▸ Aim of the task
Write out each line from the data below that includes the word "placeholder".

▸ Recorded information
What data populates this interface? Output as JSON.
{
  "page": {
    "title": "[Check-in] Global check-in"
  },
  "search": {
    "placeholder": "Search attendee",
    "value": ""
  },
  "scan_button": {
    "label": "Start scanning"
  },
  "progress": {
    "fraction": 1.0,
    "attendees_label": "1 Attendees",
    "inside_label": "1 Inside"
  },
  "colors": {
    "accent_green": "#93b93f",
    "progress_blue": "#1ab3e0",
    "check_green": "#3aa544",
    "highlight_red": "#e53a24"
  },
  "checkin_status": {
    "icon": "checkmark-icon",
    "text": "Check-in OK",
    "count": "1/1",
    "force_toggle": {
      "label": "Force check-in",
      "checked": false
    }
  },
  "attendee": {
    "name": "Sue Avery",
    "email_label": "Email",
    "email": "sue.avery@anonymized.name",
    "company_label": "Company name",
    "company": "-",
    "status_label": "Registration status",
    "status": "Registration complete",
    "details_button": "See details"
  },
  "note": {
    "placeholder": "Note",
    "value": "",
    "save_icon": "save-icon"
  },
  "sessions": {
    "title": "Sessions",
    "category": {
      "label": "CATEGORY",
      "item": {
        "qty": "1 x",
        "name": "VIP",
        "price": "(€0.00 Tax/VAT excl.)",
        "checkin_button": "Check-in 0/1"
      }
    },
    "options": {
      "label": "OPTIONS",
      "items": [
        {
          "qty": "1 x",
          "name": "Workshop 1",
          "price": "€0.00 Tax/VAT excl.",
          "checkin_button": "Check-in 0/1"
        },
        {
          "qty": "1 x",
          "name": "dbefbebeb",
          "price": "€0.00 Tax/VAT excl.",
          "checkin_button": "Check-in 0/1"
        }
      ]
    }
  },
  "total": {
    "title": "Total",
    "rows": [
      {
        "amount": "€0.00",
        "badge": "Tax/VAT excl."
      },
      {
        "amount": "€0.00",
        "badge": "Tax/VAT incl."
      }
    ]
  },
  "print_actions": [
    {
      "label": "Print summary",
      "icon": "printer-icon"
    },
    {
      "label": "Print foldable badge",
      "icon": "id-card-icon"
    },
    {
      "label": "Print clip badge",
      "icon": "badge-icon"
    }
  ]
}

▸ Output for this exercise
    "placeholder": "Search attendee",
    "placeholder": "Note",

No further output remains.